■ What to work on
Work out the number of lines with the word "SRMTID" in the material below, then reply with that number only.

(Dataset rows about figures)
>>>

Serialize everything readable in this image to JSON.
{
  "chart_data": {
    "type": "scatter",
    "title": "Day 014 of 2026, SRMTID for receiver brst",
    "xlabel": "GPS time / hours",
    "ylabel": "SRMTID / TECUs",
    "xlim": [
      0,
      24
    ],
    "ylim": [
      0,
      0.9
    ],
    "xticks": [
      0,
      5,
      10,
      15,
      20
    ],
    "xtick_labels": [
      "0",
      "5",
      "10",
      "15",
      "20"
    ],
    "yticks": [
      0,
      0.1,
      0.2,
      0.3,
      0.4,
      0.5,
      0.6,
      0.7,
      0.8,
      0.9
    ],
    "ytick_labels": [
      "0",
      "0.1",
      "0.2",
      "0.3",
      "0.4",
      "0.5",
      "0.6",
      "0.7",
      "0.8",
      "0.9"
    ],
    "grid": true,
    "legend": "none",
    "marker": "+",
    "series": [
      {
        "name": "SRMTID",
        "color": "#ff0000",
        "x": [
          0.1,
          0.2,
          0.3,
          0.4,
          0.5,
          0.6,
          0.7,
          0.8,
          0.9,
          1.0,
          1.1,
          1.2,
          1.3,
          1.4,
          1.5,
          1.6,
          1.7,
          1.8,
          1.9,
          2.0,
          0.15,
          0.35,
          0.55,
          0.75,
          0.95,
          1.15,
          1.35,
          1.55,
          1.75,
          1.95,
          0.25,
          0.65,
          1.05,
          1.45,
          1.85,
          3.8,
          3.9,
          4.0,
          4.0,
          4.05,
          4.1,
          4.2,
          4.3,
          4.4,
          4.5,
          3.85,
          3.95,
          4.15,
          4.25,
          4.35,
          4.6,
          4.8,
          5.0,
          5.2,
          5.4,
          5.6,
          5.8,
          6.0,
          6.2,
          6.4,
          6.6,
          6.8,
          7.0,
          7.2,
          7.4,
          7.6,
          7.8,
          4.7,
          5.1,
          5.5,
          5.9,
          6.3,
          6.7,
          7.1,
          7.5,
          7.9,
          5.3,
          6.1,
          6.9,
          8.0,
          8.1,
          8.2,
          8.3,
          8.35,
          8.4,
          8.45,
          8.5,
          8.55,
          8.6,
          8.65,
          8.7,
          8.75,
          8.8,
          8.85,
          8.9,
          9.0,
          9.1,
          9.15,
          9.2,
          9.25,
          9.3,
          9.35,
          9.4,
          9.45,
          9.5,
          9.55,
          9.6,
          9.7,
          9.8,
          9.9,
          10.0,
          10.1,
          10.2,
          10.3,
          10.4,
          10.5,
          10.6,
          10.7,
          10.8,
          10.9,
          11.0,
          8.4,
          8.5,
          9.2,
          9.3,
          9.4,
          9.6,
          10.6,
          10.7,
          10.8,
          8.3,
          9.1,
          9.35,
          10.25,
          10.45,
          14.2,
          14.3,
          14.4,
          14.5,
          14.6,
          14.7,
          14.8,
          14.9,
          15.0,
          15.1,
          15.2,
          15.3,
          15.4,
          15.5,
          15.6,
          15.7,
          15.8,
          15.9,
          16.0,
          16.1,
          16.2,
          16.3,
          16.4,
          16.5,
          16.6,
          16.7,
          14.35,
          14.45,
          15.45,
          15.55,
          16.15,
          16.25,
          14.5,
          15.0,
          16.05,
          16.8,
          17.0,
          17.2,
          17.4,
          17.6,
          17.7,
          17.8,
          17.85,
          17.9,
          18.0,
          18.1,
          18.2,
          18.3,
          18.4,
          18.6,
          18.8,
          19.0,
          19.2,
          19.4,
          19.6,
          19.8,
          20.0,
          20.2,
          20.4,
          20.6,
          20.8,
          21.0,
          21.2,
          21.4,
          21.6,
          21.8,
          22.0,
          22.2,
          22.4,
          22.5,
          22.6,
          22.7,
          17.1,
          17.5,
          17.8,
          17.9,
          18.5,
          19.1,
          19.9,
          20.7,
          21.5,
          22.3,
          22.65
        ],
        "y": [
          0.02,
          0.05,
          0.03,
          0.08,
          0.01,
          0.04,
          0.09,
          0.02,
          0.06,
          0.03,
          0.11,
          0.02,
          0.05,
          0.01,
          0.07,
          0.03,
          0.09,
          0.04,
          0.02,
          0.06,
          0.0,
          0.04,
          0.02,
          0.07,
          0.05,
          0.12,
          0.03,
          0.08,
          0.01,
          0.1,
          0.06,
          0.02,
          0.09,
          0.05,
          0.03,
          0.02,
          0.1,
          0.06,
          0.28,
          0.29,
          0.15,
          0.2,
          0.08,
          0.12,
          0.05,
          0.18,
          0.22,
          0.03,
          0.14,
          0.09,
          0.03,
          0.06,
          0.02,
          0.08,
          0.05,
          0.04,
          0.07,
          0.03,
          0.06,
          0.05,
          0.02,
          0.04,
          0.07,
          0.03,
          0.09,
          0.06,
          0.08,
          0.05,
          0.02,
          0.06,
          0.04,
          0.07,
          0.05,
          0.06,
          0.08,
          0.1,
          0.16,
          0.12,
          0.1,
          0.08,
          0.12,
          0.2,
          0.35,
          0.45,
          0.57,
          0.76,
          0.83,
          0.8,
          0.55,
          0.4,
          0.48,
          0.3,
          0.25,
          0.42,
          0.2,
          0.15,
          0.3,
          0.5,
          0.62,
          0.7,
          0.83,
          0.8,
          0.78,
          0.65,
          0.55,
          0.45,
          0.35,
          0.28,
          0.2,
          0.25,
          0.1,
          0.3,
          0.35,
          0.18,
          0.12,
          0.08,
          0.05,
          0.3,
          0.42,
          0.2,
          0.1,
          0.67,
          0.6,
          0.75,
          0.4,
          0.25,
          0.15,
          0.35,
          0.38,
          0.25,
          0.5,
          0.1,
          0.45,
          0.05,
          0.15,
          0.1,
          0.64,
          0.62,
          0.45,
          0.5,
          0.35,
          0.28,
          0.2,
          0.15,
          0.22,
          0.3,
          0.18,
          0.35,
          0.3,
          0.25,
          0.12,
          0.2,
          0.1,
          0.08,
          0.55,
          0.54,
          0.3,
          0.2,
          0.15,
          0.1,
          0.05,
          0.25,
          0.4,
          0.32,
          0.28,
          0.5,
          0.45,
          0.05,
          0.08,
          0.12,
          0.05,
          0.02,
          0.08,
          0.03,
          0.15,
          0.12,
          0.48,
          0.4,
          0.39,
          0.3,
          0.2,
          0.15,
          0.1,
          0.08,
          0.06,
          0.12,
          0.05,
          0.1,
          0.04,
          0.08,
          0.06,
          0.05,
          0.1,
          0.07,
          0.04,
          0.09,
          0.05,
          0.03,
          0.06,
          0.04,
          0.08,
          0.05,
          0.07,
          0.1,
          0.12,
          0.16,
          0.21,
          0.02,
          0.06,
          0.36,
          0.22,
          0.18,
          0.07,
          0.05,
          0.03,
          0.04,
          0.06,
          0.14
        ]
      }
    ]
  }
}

<<<

■ Solution
3